Stored data
┌────────
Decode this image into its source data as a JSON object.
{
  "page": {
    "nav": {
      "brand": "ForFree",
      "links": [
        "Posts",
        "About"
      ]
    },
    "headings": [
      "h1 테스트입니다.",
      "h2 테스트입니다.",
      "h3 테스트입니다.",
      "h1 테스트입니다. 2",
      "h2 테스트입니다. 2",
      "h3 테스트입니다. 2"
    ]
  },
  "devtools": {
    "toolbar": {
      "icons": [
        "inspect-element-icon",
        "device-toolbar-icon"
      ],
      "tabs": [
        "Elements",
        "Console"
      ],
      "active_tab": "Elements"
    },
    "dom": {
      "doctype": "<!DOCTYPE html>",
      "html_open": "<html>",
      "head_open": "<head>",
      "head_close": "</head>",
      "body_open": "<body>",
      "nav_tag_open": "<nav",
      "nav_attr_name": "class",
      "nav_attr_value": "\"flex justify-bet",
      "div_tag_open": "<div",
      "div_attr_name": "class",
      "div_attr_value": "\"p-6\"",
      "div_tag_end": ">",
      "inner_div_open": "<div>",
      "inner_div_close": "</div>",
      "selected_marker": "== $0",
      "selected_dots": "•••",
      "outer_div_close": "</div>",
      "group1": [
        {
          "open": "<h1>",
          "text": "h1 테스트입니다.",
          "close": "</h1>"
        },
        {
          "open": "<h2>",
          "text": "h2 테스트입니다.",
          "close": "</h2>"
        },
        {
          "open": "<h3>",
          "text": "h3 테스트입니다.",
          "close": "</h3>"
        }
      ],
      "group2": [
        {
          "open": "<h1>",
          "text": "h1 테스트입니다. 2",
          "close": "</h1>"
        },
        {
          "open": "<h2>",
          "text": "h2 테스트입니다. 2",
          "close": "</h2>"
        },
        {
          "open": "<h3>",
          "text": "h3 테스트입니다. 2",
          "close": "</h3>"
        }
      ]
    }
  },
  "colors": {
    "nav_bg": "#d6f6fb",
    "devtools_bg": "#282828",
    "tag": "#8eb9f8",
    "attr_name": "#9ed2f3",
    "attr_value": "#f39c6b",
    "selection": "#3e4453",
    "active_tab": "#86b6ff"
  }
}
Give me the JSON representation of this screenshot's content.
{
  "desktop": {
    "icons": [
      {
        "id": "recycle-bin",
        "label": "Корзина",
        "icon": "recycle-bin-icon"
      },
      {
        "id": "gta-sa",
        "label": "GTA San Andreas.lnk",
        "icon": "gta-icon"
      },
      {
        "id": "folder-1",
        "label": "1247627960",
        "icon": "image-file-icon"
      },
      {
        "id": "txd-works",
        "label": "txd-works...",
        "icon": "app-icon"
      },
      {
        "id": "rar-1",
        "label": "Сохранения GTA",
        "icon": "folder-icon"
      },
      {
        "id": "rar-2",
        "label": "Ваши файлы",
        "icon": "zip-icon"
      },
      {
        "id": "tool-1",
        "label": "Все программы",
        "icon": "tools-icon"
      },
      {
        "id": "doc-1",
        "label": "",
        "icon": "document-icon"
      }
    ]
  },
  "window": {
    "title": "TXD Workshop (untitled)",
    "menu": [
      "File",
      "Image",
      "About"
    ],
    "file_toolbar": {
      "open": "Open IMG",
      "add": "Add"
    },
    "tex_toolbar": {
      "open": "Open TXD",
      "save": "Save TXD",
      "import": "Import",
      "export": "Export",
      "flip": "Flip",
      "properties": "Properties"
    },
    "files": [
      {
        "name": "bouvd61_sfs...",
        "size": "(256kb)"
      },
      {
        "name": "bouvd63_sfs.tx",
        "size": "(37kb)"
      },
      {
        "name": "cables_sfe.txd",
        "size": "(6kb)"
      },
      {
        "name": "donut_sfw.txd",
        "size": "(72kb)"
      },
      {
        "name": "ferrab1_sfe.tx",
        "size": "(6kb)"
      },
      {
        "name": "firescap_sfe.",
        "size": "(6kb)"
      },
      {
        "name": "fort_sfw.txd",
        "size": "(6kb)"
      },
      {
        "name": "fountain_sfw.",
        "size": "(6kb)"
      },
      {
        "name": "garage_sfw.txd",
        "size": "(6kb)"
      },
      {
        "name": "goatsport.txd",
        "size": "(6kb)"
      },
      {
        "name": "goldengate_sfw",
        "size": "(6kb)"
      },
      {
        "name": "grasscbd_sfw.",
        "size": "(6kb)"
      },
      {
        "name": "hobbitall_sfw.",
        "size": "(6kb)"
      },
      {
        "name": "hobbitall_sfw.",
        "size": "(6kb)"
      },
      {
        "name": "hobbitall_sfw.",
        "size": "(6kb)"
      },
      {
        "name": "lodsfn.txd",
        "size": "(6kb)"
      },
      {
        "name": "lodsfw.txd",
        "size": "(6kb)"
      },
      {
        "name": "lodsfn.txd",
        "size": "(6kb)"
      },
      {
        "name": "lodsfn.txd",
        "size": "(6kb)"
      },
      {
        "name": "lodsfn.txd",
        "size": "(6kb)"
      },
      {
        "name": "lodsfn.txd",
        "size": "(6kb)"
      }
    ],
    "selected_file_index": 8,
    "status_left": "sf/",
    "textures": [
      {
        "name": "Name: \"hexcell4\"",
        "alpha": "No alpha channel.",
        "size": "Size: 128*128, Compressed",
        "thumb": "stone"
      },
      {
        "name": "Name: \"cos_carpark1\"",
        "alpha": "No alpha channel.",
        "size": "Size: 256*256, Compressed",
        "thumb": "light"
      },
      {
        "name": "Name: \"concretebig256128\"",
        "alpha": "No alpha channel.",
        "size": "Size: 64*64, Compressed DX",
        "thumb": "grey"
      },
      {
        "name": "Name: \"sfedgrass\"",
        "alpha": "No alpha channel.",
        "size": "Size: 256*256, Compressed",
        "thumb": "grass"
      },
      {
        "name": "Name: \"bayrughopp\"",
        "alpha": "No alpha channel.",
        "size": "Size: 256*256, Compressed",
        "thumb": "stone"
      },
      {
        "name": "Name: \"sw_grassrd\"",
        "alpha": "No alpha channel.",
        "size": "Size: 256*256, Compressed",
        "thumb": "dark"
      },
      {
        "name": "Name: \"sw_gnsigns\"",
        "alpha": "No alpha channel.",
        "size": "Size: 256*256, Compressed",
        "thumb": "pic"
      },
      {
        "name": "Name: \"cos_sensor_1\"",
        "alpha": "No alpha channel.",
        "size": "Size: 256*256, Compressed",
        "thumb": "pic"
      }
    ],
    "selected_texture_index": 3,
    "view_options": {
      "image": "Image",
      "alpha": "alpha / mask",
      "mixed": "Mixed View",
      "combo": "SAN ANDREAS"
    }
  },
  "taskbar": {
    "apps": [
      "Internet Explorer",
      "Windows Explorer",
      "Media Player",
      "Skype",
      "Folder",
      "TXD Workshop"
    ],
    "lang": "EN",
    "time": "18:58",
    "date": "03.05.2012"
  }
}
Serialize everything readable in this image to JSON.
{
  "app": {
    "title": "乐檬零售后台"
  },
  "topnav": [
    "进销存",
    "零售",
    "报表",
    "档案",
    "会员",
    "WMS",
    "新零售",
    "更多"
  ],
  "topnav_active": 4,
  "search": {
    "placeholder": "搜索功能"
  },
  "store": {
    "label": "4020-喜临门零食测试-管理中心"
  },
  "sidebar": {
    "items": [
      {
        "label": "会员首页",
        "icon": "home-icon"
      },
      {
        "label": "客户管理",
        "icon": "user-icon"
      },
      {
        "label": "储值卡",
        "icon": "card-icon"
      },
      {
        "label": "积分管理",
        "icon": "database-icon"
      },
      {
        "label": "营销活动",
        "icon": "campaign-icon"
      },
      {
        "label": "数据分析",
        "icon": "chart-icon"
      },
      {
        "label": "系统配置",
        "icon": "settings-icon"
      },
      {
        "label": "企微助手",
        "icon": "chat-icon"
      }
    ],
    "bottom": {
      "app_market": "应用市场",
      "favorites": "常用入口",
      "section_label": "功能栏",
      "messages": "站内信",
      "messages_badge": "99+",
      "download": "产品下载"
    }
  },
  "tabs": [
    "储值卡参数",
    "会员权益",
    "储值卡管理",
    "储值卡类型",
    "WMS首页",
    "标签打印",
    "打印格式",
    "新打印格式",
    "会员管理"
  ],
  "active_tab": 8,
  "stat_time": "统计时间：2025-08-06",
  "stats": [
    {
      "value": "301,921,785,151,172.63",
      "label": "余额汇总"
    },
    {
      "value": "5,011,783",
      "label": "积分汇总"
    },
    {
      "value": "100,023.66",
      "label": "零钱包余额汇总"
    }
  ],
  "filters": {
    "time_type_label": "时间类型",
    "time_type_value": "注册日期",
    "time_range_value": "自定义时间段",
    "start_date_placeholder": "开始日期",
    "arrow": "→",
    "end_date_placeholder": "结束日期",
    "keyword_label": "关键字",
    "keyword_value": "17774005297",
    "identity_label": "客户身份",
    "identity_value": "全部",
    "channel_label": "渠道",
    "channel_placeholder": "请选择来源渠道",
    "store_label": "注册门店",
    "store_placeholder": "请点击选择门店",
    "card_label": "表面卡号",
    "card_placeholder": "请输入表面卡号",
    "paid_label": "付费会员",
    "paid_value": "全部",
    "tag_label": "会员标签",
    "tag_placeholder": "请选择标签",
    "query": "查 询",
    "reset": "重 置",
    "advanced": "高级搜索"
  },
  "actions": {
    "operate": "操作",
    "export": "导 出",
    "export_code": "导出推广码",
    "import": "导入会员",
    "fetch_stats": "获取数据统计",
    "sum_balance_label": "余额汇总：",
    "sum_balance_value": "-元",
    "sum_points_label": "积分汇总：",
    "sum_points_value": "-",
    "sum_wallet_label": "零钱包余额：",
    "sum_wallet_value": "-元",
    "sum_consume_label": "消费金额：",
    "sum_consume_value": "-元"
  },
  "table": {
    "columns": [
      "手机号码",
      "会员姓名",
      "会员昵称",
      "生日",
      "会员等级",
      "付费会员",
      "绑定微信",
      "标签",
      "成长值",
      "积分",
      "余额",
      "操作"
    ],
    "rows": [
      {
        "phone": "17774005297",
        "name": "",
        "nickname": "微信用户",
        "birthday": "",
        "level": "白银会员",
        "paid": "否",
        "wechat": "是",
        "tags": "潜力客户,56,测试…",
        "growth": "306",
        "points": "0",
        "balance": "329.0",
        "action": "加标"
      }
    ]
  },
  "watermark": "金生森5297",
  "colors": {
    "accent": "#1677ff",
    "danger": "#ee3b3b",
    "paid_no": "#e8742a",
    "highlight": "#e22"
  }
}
└────────
> _Given exercise_
Find the word "Explorer" in the material, then list each line that holds it.

> _Exercise response_
      "Internet Explorer",
      "Windows Explorer",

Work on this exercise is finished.